### WHAT THE EXERCISE ASKS
Say how many lines of the listing below contain "value", giving the number and nothing else.

### RECORDS FOR THIS TASK
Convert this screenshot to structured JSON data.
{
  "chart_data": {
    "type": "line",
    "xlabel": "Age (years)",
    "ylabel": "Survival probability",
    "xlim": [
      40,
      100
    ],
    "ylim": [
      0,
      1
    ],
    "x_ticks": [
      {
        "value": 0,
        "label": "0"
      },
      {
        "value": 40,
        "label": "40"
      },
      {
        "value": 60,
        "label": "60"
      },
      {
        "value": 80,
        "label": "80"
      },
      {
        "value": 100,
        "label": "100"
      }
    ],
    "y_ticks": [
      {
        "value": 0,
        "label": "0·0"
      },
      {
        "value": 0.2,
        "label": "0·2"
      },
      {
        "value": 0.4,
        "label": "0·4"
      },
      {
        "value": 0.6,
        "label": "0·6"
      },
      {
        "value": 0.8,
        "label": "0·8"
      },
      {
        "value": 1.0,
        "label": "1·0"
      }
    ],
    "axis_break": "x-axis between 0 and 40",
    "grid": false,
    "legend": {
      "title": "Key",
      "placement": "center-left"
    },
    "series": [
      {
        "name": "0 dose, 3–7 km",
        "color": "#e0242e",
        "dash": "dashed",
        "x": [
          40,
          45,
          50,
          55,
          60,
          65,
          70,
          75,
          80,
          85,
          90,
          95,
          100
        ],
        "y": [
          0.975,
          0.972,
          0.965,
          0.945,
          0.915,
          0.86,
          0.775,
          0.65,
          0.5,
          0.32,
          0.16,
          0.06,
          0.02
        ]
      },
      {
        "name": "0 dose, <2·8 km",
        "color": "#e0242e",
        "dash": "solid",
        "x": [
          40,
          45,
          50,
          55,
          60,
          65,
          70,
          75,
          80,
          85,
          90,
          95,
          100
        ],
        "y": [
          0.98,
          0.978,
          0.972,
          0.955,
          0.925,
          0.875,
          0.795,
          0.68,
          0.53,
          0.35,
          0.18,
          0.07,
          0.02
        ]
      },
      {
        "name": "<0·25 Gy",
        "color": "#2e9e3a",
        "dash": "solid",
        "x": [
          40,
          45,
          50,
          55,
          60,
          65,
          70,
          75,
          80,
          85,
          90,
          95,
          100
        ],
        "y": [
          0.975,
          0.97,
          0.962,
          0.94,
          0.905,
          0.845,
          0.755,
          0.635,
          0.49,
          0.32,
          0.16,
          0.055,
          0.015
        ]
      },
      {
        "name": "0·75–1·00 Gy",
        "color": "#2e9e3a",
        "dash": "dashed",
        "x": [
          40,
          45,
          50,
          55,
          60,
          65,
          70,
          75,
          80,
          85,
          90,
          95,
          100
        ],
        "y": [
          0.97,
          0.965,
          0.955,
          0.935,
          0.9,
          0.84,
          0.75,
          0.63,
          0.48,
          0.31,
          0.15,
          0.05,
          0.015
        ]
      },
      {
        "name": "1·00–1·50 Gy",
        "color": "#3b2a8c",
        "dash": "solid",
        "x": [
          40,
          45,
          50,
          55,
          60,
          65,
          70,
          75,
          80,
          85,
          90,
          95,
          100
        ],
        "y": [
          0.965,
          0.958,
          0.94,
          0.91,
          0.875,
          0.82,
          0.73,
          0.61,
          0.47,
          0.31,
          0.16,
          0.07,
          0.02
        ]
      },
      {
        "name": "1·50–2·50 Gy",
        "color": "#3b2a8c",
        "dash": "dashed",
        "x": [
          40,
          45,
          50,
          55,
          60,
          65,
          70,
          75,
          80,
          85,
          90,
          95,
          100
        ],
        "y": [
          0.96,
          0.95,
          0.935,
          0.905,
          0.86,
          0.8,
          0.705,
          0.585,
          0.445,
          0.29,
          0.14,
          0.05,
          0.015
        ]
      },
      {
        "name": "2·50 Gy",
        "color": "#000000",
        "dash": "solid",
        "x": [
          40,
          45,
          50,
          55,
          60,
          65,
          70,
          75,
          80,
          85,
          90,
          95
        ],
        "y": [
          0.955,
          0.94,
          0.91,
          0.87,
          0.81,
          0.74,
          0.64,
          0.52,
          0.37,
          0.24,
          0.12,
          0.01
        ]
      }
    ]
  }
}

### ANSWER FOR THIS EXERCISE
11